EXERCISE AIM
The listing must be reproduced in full, exactly as it stands.

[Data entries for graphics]
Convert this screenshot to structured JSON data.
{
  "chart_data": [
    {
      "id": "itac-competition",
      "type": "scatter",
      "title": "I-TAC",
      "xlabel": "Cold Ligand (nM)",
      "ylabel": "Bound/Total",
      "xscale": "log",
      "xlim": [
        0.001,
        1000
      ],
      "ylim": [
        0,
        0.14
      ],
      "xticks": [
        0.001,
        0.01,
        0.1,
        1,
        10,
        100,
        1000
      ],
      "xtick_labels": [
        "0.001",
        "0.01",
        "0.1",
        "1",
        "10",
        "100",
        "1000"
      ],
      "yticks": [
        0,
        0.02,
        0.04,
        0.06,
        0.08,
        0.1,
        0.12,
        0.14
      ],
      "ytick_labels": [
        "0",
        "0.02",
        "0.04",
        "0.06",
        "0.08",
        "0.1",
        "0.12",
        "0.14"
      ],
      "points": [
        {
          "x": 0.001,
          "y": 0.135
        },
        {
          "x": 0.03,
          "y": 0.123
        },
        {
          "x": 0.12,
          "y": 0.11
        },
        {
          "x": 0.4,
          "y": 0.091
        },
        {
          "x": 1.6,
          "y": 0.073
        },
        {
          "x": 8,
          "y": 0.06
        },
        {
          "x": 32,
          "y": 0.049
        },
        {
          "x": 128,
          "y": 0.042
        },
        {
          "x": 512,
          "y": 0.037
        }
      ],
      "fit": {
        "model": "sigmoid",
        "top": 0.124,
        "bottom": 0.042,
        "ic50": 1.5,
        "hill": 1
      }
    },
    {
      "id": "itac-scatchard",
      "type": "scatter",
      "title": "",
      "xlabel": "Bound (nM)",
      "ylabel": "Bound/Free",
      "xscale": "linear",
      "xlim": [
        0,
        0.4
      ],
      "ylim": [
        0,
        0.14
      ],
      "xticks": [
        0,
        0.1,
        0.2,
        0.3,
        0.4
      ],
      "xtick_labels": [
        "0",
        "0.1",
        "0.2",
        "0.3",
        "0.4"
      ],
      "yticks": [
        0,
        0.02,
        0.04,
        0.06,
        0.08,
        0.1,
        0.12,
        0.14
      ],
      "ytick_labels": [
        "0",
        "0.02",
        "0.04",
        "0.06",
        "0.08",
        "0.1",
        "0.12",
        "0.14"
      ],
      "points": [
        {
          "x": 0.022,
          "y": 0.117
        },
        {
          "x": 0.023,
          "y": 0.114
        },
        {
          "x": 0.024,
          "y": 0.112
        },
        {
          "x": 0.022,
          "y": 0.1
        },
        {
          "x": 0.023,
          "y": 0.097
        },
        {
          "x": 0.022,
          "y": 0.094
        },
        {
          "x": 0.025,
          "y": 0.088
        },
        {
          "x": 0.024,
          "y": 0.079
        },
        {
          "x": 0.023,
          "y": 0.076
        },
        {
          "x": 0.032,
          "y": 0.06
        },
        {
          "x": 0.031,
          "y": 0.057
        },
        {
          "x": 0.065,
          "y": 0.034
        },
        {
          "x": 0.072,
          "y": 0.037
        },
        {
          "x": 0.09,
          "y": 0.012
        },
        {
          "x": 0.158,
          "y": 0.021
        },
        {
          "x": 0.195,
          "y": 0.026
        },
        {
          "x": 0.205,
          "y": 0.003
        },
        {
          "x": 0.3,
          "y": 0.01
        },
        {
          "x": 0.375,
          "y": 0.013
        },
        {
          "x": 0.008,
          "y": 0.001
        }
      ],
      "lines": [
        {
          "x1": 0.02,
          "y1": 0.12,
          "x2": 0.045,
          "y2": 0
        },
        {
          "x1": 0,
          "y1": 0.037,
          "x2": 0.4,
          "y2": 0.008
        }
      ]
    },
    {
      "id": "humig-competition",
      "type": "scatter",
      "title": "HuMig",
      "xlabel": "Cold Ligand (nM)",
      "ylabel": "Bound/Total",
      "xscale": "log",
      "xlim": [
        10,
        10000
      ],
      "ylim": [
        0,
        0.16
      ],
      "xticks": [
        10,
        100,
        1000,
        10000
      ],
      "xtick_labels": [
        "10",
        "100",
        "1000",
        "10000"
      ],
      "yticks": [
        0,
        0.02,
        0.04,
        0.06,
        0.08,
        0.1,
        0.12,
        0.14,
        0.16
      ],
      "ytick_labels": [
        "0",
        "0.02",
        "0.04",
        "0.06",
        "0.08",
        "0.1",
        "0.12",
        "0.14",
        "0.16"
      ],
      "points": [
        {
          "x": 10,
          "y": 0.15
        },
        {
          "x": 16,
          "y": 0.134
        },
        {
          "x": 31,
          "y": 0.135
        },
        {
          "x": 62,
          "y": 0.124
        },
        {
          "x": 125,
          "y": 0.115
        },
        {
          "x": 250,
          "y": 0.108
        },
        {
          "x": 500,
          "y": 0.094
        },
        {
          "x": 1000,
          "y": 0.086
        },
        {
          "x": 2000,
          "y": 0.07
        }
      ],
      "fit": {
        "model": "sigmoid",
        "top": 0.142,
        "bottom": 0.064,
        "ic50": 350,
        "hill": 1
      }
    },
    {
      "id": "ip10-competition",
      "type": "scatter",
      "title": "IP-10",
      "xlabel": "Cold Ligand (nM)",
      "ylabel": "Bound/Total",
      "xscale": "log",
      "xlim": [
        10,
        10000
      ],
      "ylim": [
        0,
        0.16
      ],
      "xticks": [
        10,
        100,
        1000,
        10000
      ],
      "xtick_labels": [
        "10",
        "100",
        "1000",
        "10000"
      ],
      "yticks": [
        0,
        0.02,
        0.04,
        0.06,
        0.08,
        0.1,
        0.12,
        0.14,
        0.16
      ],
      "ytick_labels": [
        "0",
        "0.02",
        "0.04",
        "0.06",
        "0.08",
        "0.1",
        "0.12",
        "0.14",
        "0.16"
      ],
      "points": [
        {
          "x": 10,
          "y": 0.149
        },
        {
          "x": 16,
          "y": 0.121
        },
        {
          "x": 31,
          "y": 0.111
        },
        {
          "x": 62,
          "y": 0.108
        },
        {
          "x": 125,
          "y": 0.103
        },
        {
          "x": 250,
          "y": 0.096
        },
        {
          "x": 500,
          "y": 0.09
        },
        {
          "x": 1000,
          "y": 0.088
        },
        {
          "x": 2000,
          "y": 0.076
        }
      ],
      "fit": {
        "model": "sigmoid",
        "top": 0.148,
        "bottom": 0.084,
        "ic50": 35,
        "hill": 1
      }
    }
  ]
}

COMPLETE ANSWER
Convert this screenshot to structured JSON data.
{
  "chart_data": [
    {
      "id": "itac-competition",
      "type": "scatter",
      "title": "I-TAC",
      "xlabel": "Cold Ligand (nM)",
      "ylabel": "Bound/Total",
      "xscale": "log",
      "xlim": [
        0.001,
        1000
      ],
      "ylim": [
        0,
        0.14
      ],
      "xticks": [
        0.001,
        0.01,
        0.1,
        1,
        10,
        100,
        1000
      ],
      "xtick_labels": [
        "0.001",
        "0.01",
        "0.1",
        "1",
        "10",
        "100",
        "1000"
      ],
      "yticks": [
        0,
        0.02,
        0.04,
        0.06,
        0.08,
        0.1,
        0.12,
        0.14
      ],
      "ytick_labels": [
        "0",
        "0.02",
        "0.04",
        "0.06",
        "0.08",
        "0.1",
        "0.12",
        "0.14"
      ],
      "points": [
        {
          "x": 0.001,
          "y": 0.135
        },
        {
          "x": 0.03,
          "y": 0.123
        },
        {
          "x": 0.12,
          "y": 0.11
        },
        {
          "x": 0.4,
          "y": 0.091
        },
        {
          "x": 1.6,
          "y": 0.073
        },
        {
          "x": 8,
          "y": 0.06
        },
        {
          "x": 32,
          "y": 0.049
        },
        {
          "x": 128,
          "y": 0.042
        },
        {
          "x": 512,
          "y": 0.037
        }
      ],
      "fit": {
        "model": "sigmoid",
        "top": 0.124,
        "bottom": 0.042,
        "ic50": 1.5,
        "hill": 1
      }
    },
    {
      "id": "itac-scatchard",
      "type": "scatter",
      "title": "",
      "xlabel": "Bound (nM)",
      "ylabel": "Bound/Free",
      "xscale": "linear",
      "xlim": [
        0,
        0.4
      ],
      "ylim": [
        0,
        0.14
      ],
      "xticks": [
        0,
        0.1,
        0.2,
        0.3,
        0.4
      ],
      "xtick_labels": [
        "0",
        "0.1",
        "0.2",
        "0.3",
        "0.4"
      ],
      "yticks": [
        0,
        0.02,
        0.04,
        0.06,
        0.08,
        0.1,
        0.12,
        0.14
      ],
      "ytick_labels": [
        "0",
        "0.02",
        "0.04",
        "0.06",
        "0.08",
        "0.1",
        "0.12",
        "0.14"
      ],
      "points": [
        {
          "x": 0.022,
          "y": 0.117
        },
        {
          "x": 0.023,
          "y": 0.114
        },
        {
          "x": 0.024,
          "y": 0.112
        },
        {
          "x": 0.022,
          "y": 0.1
        },
        {
          "x": 0.023,
          "y": 0.097
        },
        {
          "x": 0.022,
          "y": 0.094
        },
        {
          "x": 0.025,
          "y": 0.088
        },
        {
          "x": 0.024,
          "y": 0.079
        },
        {
          "x": 0.023,
          "y": 0.076
        },
        {
          "x": 0.032,
          "y": 0.06
        },
        {
          "x": 0.031,
          "y": 0.057
        },
        {
          "x": 0.065,
          "y": 0.034
        },
        {
          "x": 0.072,
          "y": 0.037
        },
        {
          "x": 0.09,
          "y": 0.012
        },
        {
          "x": 0.158,
          "y": 0.021
        },
        {
          "x": 0.195,
          "y": 0.026
        },
        {
          "x": 0.205,
          "y": 0.003
        },
        {
          "x": 0.3,
          "y": 0.01
        },
        {
          "x": 0.375,
          "y": 0.013
        },
        {
          "x": 0.008,
          "y": 0.001
        }
      ],
      "lines": [
        {
          "x1": 0.02,
          "y1": 0.12,
          "x2": 0.045,
          "y2": 0
        },
        {
          "x1": 0,
          "y1": 0.037,
          "x2": 0.4,
          "y2": 0.008
        }
      ]
    },
    {
      "id": "humig-competition",
      "type": "scatter",
      "title": "HuMig",
      "xlabel": "Cold Ligand (nM)",
      "ylabel": "Bound/Total",
      "xscale": "log",
      "xlim": [
        10,
        10000
      ],
      "ylim": [
        0,
        0.16
      ],
      "xticks": [
        10,
        100,
        1000,
        10000
      ],
      "xtick_labels": [
        "10",
        "100",
        "1000",
        "10000"
      ],
      "yticks": [
        0,
        0.02,
        0.04,
        0.06,
        0.08,
        0.1,
        0.12,
        0.14,
        0.16
      ],
      "ytick_labels": [
        "0",
        "0.02",
        "0.04",
        "0.06",
        "0.08",
        "0.1",
        "0.12",
        "0.14",
        "0.16"
      ],
      "points": [
        {
          "x": 10,
          "y": 0.15
        },
        {
          "x": 16,
          "y": 0.134
        },
        {
          "x": 31,
          "y": 0.135
        },
        {
          "x": 62,
          "y": 0.124
        },
        {
          "x": 125,
          "y": 0.115
        },
        {
          "x": 250,
          "y": 0.108
        },
        {
          "x": 500,
          "y": 0.094
        },
        {
          "x": 1000,
          "y": 0.086
        },
        {
          "x": 2000,
          "y": 0.07
        }
      ],
      "fit": {
        "model": "sigmoid",
        "top": 0.142,
        "bottom": 0.064,
        "ic50": 350,
        "hill": 1
      }
    },
    {
      "id": "ip10-competition",
      "type": "scatter",
      "title": "IP-10",
      "xlabel": "Cold Ligand (nM)",
      "ylabel": "Bound/Total",
      "xscale": "log",
      "xlim": [
        10,
        10000
      ],
      "ylim": [
        0,
        0.16
      ],
      "xticks": [
        10,
        100,
        1000,
        10000
      ],
      "xtick_labels": [
        "10",
        "100",
        "1000",
        "10000"
      ],
      "yticks": [
        0,
        0.02,
        0.04,
        0.06,
        0.08,
        0.1,
        0.12,
        0.14,
        0.16
      ],
      "ytick_labels": [
        "0",
        "0.02",
        "0.04",
        "0.06",
        "0.08",
        "0.1",
        "0.12",
        "0.14",
        "0.16"
      ],
      "points": [
        {
          "x": 10,
          "y": 0.149
        },
        {
          "x": 16,
          "y": 0.121
        },
        {
          "x": 31,
          "y": 0.111
        },
        {
          "x": 62,
          "y": 0.108
        },
        {
          "x": 125,
          "y": 0.103
        },
        {
          "x": 250,
          "y": 0.096
        },
        {
          "x": 500,
          "y": 0.09
        },
        {
          "x": 1000,
          "y": 0.088
        },
        {
          "x": 2000,
          "y": 0.076
        }
      ],
      "fit": {
        "model": "sigmoid",
        "top": 0.148,
        "bottom": 0.084,
        "ic50": 35,
        "hill": 1
      }
    }
  ]
}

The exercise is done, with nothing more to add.